Prompt a = Output unchanged the stretch of the entries that opens with their very first line and closes with the line containing "37 1558 59</box>", both lines included.

Page =
-------------------------

How to Improve People Occlusion in Arkit 3.0

How to improve People Occlusion in ARKit 3.0

Updated: July 06, 2022.

New Depth API

You can improve a quality of People Occlusion and Object Occlusion features in ARKit 3.5....6.0 thanks to a new Depth API with high-quality ZDepth channel that can be rendered at 60 fps. However, for this you need iPhone 12 Pro or iPad Pro with LiDAR scanner. In ARKit 3.0 you can't improve People Occlusion feature unless you use Metal or MetalKit (but it's not easy).

Tip: Consider that RealityKit and AR QuickLook frameworks support People Occlusion as well.

Why does this issue happen when you use People Occlusion

It's due to the nature of depth data. We all know that a rendered final image of 3D scene can contain 5 main channels for digital compositing – Red, Green, Blue, Alpha, and ZDepth.

-------------------------

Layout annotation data
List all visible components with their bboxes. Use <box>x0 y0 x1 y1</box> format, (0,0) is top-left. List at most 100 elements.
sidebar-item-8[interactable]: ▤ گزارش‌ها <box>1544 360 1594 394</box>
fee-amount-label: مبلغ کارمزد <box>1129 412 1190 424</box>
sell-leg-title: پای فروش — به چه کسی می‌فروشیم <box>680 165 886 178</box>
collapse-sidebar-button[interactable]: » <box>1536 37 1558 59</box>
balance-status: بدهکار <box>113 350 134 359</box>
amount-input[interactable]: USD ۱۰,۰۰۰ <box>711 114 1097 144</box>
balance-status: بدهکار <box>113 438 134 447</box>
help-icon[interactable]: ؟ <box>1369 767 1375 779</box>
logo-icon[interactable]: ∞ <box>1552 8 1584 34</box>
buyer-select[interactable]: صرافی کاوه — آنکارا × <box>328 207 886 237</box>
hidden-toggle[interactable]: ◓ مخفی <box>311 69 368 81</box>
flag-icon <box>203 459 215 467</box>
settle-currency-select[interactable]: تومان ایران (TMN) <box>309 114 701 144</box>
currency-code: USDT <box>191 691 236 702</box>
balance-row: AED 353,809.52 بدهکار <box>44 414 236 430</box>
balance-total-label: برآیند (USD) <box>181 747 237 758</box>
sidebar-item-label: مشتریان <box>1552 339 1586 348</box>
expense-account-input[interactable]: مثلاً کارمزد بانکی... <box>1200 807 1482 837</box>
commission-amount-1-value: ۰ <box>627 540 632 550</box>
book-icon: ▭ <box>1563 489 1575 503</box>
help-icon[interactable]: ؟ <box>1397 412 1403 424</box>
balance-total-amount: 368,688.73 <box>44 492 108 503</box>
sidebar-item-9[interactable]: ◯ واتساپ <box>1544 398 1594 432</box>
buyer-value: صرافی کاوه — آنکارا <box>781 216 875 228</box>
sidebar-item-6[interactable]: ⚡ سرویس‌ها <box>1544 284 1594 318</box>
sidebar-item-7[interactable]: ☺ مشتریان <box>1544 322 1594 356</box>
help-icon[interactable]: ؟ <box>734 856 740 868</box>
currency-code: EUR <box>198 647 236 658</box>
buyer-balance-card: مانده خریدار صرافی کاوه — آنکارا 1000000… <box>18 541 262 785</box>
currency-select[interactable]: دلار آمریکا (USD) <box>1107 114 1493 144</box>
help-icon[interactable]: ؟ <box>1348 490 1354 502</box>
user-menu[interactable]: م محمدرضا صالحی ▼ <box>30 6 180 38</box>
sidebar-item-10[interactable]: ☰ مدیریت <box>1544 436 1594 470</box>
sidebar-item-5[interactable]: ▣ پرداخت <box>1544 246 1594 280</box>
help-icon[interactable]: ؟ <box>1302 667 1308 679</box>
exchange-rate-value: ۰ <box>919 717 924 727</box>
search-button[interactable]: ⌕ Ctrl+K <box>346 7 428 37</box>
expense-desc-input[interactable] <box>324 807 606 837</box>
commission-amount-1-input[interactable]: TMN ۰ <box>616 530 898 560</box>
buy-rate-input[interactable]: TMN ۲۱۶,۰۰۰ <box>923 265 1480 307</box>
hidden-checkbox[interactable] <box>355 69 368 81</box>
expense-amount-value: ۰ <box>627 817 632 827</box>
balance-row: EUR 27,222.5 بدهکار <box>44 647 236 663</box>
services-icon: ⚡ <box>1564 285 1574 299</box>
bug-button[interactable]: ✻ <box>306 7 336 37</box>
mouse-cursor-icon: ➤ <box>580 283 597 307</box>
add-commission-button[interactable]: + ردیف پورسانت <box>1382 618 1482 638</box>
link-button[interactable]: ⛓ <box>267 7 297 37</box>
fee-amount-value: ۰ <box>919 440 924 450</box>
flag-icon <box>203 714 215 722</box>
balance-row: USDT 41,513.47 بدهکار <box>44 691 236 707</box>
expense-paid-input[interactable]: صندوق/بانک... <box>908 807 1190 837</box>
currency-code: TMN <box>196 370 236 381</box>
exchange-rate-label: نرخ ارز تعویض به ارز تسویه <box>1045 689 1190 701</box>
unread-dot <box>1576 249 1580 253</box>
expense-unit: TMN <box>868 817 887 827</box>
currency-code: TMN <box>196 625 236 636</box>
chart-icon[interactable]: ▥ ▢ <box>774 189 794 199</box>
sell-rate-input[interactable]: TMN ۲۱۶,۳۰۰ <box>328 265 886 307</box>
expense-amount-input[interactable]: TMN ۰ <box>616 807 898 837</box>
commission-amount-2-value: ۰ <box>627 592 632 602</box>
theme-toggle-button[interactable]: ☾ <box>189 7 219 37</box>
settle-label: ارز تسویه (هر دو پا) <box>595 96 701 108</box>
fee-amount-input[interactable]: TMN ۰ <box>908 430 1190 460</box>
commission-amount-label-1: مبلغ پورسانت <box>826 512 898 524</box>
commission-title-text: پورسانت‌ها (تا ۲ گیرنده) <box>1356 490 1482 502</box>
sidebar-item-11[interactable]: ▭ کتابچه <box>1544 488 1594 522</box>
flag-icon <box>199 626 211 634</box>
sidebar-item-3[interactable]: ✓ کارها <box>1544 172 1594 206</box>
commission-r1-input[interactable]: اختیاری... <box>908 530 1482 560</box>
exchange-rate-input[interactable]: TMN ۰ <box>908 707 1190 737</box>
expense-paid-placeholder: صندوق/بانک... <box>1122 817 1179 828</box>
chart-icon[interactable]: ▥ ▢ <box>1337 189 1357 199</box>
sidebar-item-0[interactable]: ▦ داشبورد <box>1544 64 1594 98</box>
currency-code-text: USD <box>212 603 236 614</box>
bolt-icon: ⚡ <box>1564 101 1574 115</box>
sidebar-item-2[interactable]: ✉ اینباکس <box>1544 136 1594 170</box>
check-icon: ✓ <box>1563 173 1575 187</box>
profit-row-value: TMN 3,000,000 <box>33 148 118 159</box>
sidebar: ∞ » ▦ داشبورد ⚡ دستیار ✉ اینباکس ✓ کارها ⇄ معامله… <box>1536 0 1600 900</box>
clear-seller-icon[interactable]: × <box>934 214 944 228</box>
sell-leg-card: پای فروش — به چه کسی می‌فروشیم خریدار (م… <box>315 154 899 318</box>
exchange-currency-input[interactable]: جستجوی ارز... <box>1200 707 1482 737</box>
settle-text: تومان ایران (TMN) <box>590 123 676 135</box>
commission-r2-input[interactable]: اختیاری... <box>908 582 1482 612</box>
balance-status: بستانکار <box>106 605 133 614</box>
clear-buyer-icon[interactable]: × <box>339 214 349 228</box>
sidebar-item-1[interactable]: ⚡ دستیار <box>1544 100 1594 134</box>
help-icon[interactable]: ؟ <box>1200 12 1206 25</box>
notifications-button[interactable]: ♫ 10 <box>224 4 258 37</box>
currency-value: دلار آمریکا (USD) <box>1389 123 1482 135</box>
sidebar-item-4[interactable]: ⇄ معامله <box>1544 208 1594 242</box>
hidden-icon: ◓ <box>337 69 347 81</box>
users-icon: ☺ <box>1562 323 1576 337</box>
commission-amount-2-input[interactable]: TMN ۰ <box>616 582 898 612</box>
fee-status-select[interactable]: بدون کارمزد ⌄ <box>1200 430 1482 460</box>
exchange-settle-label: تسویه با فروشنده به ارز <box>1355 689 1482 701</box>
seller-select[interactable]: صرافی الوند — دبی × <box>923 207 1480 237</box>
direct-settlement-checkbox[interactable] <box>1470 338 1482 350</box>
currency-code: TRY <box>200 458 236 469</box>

-------------------------

Prompt b = Return, copied unchanged, the part of the People Occlusion page that opens with the words "It's due to" and closes with "Alpha, and ZDepth.".

Full solution a =
List all visible components with their bboxes. Use <box>x0 y0 x1 y1</box> format, (0,0) is top-left. List at most 100 elements.
sidebar-item-8[interactable]: ▤ گزارش‌ها <box>1544 360 1594 394</box>
fee-amount-label: مبلغ کارمزد <box>1129 412 1190 424</box>
sell-leg-title: پای فروش — به چه کسی می‌فروشیم <box>680 165 886 178</box>
collapse-sidebar-button[interactable]: » <box>1536 37 1558 59</box>

Full solution b =
It's due to the nature of depth data. We all know that a rendered final image of 3D scene can contain 5 main channels for digital compositing – Red, Green, Blue, Alpha, and ZDepth.